_Task prompt_
Every line that holds the string "изложить" is to be identified and copied.

####################

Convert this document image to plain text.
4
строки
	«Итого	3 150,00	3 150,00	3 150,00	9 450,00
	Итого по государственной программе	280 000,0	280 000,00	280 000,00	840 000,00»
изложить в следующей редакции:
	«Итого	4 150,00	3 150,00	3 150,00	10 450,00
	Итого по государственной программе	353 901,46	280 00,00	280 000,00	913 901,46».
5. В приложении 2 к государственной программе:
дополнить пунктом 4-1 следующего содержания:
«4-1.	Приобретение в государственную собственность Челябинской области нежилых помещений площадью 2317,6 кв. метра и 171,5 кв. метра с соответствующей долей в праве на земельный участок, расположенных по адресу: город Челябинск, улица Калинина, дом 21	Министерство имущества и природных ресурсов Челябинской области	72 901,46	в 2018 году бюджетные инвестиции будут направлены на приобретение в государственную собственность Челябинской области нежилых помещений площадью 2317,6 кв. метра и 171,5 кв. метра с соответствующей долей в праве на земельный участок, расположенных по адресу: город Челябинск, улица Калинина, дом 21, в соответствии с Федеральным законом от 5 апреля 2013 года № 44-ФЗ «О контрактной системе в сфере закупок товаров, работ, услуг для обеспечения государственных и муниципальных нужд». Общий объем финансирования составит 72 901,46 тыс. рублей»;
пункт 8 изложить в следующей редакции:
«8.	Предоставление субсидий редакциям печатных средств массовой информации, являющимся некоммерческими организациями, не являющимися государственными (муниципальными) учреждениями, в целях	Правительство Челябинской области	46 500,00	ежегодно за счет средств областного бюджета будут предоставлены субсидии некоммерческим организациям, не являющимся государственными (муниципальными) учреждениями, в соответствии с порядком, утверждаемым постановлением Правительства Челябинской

####################

_Final result_
изложить в следующей редакции:
пункт 8 изложить в следующей редакции:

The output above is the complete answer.